# Problem to work on
Pull out every line from the listing that has the word "based".
══ Data supplied ══
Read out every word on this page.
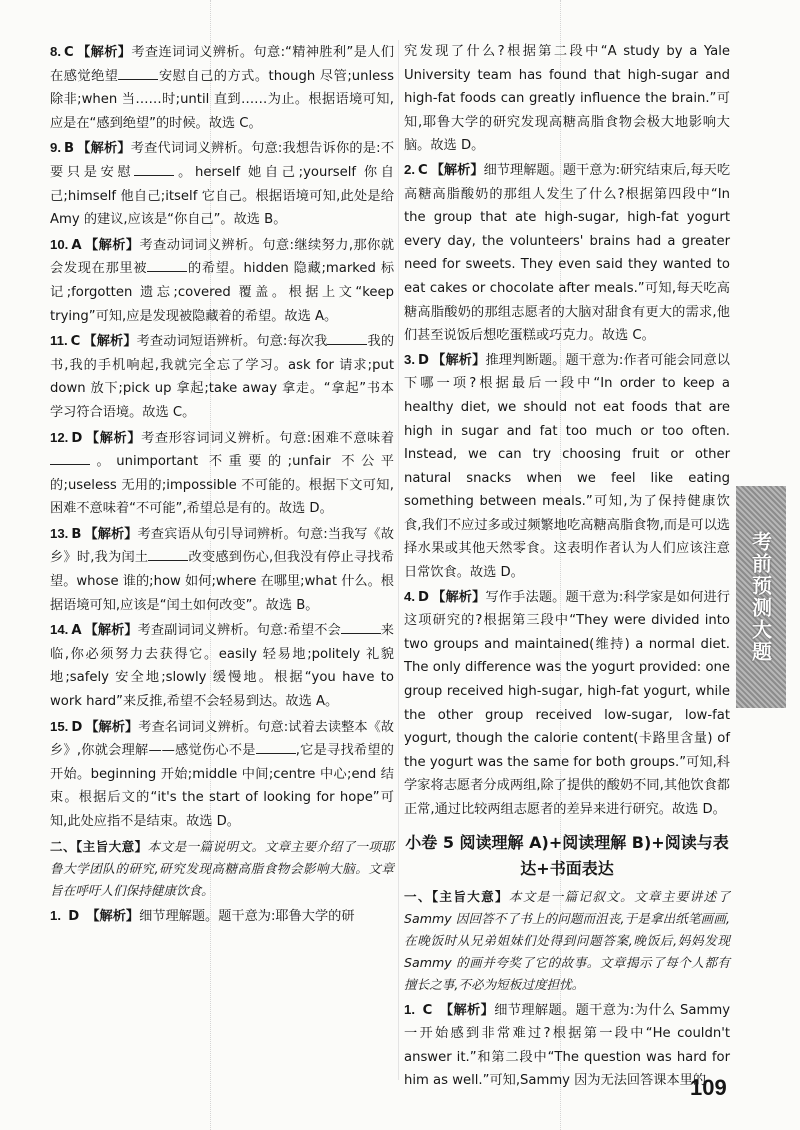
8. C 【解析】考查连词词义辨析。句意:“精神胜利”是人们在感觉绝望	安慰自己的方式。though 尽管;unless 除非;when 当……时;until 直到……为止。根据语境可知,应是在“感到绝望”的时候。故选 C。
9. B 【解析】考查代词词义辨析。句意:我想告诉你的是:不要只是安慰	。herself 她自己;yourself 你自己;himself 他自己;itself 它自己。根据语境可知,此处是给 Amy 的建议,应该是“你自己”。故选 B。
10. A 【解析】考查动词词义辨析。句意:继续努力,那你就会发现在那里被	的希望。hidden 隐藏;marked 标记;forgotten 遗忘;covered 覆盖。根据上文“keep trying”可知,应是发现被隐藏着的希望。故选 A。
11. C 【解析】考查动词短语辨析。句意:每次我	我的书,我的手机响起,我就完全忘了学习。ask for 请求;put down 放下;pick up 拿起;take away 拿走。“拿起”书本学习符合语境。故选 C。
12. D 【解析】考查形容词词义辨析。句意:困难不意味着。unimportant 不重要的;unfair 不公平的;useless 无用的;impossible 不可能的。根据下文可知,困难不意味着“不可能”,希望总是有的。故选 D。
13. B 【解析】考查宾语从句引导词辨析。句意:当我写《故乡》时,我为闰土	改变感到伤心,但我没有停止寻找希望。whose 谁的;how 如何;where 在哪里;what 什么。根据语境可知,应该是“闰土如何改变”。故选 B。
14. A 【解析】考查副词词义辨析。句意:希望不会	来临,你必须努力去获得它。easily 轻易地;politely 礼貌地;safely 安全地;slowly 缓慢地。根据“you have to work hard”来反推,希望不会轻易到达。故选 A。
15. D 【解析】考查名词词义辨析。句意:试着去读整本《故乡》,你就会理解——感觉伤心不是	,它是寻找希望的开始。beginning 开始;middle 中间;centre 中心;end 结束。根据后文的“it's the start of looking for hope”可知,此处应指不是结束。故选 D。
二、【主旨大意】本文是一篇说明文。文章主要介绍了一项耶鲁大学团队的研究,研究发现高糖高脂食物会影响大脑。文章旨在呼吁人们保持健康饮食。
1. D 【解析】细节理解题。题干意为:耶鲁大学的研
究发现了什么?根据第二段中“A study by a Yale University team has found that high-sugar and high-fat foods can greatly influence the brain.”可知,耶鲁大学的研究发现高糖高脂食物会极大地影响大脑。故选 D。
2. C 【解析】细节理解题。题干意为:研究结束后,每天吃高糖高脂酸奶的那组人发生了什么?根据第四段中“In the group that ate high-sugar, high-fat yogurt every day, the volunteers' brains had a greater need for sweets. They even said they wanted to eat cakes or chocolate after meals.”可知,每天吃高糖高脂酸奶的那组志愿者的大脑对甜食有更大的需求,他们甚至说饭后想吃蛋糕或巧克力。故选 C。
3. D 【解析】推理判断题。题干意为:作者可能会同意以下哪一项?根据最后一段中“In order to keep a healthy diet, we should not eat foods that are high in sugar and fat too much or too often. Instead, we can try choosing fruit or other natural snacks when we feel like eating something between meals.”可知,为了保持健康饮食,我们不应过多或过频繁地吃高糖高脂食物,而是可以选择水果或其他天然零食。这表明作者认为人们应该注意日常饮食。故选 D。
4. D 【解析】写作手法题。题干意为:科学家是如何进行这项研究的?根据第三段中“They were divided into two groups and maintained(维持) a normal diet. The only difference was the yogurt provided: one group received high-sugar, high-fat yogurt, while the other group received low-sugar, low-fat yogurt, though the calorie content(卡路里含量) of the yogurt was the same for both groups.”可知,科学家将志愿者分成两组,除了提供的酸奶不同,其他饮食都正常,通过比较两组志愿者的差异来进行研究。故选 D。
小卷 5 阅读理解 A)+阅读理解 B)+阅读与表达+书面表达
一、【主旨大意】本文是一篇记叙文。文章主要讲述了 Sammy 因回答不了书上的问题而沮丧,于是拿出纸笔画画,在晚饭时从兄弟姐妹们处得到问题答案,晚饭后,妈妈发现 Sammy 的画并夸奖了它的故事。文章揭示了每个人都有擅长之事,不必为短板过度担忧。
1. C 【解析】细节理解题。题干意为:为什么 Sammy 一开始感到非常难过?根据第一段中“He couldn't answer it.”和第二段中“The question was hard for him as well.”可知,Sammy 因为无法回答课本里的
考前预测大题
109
═══
══ Data supplied ══
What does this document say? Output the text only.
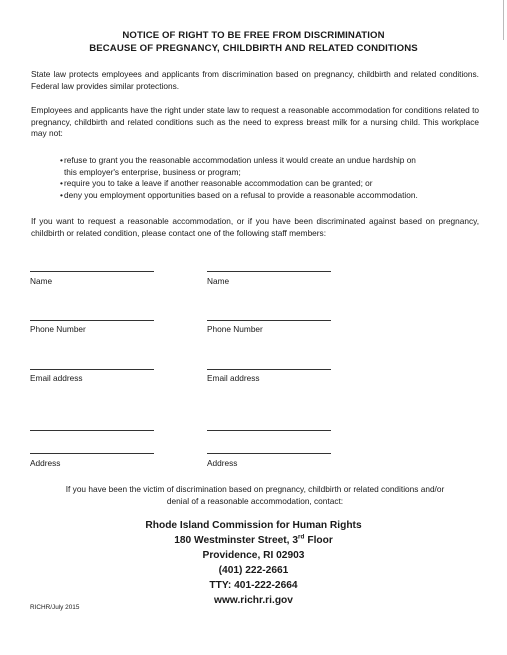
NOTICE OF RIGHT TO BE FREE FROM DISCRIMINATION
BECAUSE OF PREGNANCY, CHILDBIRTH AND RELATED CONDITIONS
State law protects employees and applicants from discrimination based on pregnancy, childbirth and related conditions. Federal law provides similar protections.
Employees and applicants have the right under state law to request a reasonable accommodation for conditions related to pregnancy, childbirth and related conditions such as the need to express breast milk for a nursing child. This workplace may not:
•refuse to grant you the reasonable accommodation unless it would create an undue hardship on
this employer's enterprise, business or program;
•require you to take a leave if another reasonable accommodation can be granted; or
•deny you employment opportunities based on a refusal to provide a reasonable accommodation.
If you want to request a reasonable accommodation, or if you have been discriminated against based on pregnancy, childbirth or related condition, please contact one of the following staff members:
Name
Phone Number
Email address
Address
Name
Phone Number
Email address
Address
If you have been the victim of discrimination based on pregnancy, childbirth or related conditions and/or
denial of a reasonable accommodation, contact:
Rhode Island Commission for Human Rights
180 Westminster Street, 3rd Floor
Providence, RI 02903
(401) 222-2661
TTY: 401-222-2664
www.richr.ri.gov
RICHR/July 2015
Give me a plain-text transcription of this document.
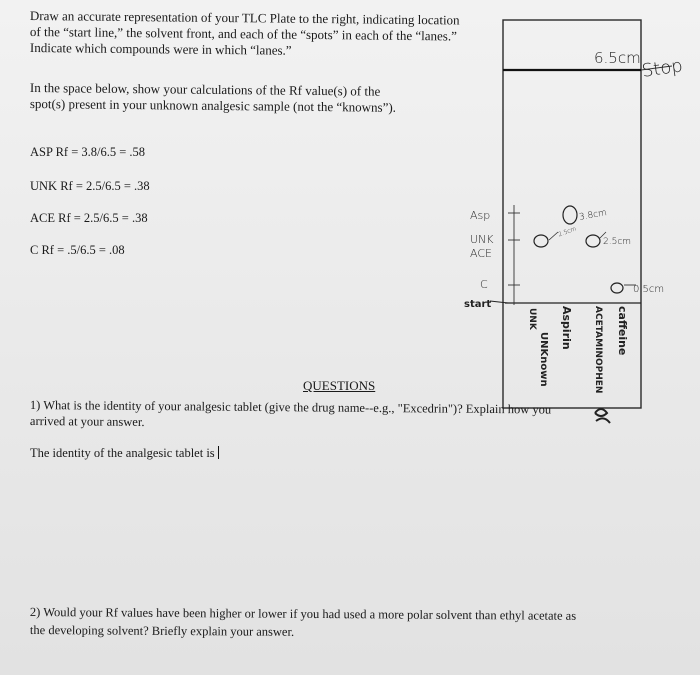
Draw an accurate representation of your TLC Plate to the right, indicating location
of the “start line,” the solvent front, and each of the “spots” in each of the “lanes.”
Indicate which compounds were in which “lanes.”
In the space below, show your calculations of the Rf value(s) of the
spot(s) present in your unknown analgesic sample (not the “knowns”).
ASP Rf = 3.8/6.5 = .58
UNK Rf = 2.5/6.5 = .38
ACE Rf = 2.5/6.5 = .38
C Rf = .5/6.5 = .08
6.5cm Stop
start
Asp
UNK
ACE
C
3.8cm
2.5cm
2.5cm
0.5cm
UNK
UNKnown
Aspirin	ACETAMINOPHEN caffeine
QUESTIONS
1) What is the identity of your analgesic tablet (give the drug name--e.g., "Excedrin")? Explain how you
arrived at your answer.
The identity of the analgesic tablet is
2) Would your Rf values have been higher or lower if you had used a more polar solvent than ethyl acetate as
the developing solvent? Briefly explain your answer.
═══
══ Data supplied ══
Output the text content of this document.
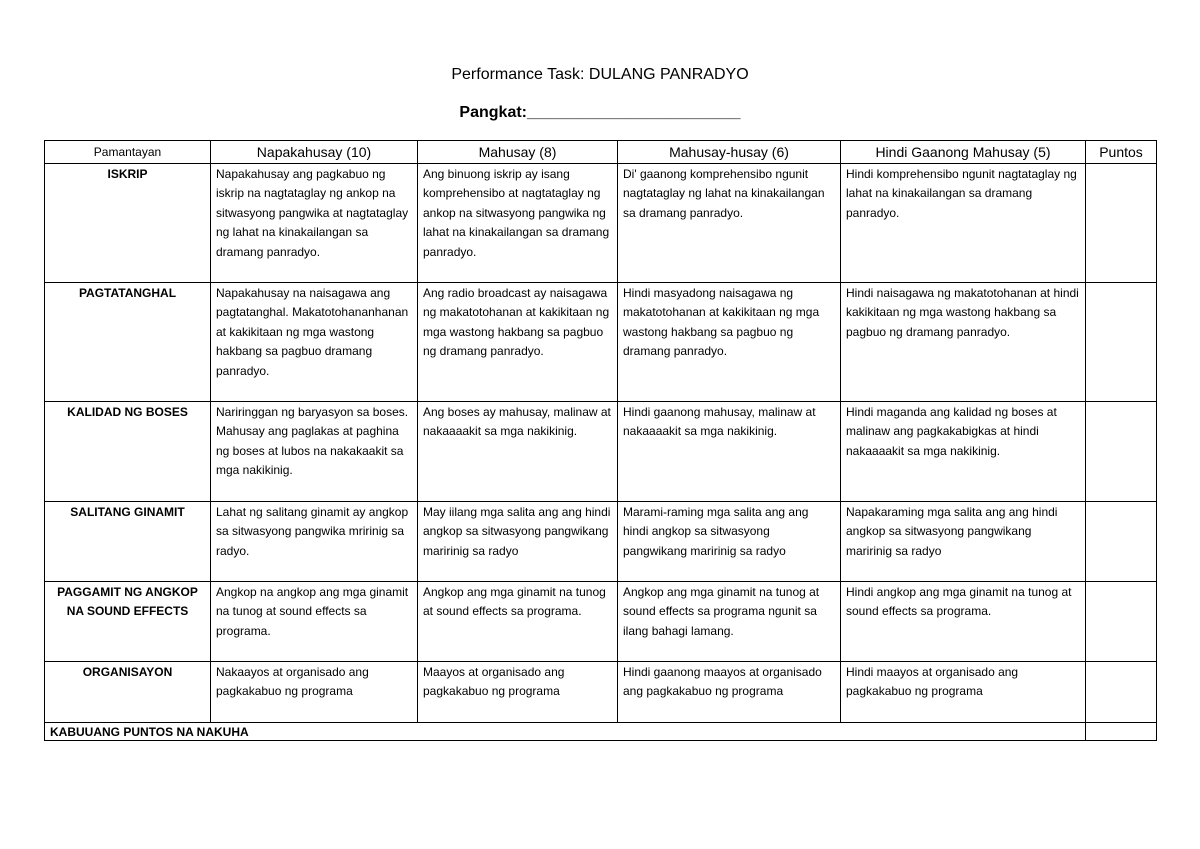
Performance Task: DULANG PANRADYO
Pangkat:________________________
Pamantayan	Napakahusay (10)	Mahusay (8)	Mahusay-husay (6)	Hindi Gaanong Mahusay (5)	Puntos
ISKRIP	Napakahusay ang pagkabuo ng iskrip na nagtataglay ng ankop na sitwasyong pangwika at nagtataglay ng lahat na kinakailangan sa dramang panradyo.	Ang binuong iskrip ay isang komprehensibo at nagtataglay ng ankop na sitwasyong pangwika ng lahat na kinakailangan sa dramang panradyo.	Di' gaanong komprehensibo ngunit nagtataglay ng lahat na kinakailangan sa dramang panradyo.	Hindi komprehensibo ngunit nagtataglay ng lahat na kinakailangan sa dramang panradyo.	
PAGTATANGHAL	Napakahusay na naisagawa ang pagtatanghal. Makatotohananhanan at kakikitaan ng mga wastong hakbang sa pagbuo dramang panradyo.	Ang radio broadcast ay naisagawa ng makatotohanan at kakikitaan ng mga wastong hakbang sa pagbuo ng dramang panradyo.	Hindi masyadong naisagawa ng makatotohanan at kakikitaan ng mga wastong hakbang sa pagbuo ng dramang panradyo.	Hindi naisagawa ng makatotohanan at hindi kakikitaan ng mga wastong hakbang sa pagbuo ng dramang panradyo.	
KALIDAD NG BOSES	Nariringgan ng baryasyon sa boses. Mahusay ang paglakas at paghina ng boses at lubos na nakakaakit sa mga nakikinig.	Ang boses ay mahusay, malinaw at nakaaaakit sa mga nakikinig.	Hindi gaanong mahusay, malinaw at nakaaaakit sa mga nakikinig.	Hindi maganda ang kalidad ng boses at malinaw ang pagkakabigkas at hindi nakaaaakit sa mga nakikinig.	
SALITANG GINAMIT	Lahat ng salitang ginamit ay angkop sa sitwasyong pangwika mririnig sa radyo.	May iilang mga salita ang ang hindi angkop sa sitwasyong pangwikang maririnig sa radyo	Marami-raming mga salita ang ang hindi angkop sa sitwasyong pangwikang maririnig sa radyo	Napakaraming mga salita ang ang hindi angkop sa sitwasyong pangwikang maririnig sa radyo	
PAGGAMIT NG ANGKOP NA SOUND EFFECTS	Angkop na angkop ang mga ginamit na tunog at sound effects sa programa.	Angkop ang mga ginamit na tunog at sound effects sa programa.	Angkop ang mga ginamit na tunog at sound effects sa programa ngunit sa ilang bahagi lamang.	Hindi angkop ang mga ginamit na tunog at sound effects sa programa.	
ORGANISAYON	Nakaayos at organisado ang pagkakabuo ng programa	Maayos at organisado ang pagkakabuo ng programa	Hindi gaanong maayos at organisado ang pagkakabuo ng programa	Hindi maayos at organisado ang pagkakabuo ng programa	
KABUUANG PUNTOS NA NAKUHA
═══
# Exercise response
State law protects employees and applicants from discrimination based on pregnancy, childbirth and related conditions. Federal law provides similar protections.
•deny you employment opportunities based on a refusal to provide a reasonable accommodation.
If you want to request a reasonable accommodation, or if you have been discriminated against based on pregnancy, childbirth or related condition, please contact one of the following staff members:
If you have been the victim of discrimination based on pregnancy, childbirth or related conditions and/or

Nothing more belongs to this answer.